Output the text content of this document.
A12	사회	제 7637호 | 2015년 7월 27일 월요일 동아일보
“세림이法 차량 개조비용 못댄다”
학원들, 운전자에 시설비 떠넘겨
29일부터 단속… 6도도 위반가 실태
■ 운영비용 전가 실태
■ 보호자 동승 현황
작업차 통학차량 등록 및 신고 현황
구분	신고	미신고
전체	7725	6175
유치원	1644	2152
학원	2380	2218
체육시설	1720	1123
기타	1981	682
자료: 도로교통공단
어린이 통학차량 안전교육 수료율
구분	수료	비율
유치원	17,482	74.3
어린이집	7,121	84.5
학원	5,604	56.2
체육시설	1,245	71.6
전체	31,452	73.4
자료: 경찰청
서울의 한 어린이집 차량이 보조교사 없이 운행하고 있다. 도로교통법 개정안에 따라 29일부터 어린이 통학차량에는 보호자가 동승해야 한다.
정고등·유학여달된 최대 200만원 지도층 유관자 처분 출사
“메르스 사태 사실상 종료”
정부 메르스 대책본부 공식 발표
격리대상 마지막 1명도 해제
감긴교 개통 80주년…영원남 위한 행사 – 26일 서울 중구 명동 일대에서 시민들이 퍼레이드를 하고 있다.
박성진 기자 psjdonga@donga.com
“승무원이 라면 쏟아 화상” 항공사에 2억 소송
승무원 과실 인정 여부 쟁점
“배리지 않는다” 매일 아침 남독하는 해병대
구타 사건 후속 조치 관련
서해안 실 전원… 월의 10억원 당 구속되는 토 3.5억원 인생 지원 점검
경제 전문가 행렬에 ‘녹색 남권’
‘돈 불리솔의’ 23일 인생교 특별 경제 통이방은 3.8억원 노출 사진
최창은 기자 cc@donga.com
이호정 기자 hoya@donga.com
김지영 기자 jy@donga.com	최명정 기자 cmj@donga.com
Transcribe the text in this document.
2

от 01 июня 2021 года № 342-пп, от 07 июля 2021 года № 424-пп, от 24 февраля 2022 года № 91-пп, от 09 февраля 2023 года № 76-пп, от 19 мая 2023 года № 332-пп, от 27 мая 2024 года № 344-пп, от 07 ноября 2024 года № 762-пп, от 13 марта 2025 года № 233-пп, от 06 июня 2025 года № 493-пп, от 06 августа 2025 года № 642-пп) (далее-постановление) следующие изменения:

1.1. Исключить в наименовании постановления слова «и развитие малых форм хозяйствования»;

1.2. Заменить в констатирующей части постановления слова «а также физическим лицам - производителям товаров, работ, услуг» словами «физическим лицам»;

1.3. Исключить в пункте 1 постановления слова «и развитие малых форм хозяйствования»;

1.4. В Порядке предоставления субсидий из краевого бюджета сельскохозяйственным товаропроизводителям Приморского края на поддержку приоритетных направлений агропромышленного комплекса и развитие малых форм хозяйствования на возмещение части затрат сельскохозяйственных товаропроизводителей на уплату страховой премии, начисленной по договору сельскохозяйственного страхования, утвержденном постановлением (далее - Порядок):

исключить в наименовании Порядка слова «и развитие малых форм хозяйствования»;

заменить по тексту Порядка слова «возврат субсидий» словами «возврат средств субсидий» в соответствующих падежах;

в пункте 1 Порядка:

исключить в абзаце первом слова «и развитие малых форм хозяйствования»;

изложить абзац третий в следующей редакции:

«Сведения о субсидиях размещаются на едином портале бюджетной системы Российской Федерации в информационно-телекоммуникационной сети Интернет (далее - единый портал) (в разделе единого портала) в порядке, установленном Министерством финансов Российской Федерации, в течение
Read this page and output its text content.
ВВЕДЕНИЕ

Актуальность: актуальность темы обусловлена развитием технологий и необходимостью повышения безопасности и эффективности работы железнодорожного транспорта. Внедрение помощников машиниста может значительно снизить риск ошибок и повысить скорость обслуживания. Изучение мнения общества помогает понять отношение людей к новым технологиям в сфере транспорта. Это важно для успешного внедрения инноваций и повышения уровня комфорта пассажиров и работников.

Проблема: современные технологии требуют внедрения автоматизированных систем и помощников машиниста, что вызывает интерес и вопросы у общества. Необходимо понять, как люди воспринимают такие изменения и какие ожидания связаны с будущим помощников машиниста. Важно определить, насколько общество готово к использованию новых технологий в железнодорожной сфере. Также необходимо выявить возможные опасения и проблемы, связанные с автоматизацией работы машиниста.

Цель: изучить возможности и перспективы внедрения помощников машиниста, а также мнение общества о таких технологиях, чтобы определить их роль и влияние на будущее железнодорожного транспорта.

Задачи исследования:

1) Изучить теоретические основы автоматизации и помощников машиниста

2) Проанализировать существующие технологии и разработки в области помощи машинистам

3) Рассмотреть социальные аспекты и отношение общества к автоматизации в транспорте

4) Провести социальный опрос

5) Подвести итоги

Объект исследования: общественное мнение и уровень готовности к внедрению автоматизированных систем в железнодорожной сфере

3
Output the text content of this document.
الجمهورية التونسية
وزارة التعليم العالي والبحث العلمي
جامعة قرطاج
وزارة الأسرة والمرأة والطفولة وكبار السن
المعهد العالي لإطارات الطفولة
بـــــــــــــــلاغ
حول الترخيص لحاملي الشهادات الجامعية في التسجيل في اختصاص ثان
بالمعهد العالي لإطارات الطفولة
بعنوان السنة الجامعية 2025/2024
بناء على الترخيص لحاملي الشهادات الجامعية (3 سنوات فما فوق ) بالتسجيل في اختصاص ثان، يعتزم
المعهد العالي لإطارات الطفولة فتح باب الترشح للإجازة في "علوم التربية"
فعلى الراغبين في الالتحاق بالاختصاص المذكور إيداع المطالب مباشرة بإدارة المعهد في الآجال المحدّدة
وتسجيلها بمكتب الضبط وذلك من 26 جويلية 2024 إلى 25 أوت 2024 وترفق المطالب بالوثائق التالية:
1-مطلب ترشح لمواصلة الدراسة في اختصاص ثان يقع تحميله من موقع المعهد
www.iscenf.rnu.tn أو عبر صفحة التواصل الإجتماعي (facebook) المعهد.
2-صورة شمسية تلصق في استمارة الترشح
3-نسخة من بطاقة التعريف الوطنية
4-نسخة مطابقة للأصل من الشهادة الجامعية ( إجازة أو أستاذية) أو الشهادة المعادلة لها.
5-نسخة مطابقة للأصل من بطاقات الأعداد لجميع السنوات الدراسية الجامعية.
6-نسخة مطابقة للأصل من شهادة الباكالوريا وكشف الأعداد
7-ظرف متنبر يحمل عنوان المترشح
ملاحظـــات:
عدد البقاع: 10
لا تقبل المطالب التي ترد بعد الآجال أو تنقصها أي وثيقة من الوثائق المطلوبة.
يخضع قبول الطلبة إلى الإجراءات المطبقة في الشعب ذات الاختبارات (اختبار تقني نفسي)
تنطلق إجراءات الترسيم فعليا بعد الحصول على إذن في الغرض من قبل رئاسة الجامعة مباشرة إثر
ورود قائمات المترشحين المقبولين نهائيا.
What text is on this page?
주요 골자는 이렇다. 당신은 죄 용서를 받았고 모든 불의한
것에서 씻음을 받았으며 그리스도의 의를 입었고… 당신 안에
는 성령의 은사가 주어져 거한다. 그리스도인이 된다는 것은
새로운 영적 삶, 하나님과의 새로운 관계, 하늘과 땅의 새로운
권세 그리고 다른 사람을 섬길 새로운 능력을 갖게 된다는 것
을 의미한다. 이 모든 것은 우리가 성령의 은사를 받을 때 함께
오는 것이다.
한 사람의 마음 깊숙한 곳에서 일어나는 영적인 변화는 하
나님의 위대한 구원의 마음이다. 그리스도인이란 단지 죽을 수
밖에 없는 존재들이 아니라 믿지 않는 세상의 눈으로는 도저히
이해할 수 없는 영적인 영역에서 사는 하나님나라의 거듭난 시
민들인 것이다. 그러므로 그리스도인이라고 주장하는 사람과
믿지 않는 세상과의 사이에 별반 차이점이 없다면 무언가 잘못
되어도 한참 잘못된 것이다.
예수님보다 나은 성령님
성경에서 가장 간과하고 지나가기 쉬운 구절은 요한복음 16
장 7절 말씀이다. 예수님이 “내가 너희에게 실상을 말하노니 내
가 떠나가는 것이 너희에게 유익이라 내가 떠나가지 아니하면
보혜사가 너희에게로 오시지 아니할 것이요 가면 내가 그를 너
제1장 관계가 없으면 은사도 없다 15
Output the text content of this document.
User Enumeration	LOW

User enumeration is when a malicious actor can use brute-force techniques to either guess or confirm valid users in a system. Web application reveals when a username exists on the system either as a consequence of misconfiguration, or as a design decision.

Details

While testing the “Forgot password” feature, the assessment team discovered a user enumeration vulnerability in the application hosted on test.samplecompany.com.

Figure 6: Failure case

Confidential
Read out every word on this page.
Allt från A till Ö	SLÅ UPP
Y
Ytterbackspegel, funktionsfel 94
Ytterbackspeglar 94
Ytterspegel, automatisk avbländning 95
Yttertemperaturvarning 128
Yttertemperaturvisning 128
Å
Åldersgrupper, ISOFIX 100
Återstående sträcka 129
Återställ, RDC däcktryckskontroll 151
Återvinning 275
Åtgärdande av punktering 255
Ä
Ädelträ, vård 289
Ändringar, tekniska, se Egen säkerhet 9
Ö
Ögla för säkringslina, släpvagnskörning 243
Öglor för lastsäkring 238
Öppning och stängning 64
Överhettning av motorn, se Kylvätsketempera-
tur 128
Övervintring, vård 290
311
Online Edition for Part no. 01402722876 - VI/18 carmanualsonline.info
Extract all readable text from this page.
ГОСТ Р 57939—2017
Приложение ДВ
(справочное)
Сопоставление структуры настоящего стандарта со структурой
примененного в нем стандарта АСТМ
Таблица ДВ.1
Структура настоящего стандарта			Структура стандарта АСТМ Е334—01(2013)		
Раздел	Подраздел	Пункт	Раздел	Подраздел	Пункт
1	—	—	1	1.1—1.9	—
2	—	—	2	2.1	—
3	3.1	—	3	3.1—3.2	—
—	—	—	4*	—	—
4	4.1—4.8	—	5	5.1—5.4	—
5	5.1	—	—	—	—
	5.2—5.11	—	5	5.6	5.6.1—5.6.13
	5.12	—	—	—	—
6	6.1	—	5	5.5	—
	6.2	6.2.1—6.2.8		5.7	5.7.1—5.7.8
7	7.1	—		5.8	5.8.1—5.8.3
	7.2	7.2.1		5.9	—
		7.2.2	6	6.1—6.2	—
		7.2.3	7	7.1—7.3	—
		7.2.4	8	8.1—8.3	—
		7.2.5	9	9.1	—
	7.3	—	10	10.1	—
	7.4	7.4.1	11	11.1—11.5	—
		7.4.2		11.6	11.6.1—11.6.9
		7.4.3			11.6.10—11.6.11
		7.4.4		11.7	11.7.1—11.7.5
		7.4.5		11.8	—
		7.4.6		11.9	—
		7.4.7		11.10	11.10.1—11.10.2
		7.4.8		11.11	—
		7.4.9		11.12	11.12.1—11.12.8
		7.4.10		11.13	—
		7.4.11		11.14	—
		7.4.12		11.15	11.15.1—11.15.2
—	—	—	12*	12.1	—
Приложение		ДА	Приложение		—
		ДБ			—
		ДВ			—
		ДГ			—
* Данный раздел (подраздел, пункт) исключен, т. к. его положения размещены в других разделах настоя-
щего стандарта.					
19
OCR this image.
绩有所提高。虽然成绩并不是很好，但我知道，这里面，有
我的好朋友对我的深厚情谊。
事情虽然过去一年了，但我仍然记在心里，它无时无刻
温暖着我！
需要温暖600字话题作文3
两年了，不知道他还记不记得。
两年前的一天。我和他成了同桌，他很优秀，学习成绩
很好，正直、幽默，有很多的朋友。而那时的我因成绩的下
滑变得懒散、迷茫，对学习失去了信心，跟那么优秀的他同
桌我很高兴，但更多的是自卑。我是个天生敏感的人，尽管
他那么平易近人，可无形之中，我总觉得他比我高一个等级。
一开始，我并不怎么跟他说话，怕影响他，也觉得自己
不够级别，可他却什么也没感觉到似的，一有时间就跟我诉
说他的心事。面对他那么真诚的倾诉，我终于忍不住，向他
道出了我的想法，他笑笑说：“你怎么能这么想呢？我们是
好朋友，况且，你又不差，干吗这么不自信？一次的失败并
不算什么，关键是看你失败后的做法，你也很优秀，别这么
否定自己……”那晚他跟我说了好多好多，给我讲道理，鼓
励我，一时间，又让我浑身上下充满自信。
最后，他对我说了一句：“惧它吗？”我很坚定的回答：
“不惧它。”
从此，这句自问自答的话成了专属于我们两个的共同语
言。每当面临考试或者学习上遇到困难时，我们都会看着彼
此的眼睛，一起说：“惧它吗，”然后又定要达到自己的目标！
....
**Written exercise:** Copy each line of the listing that includes "технологии".

**Task solution:**
Проблема: современные технологии требуют внедрения автоматизированных систем и помощников машиниста, что вызывает интерес и вопросы у общества. Необходимо понять, как люди воспринимают такие изменения и какие ожидания связаны с будущим помощников машиниста. Важно определить, насколько общество готово к использованию новых технологий в железнодорожной сфере. Также необходимо выявить возможные опасения и проблемы, связанные с автоматизацией работы машиниста.
2) Проанализировать существующие технологии и разработки в области помощи машинистам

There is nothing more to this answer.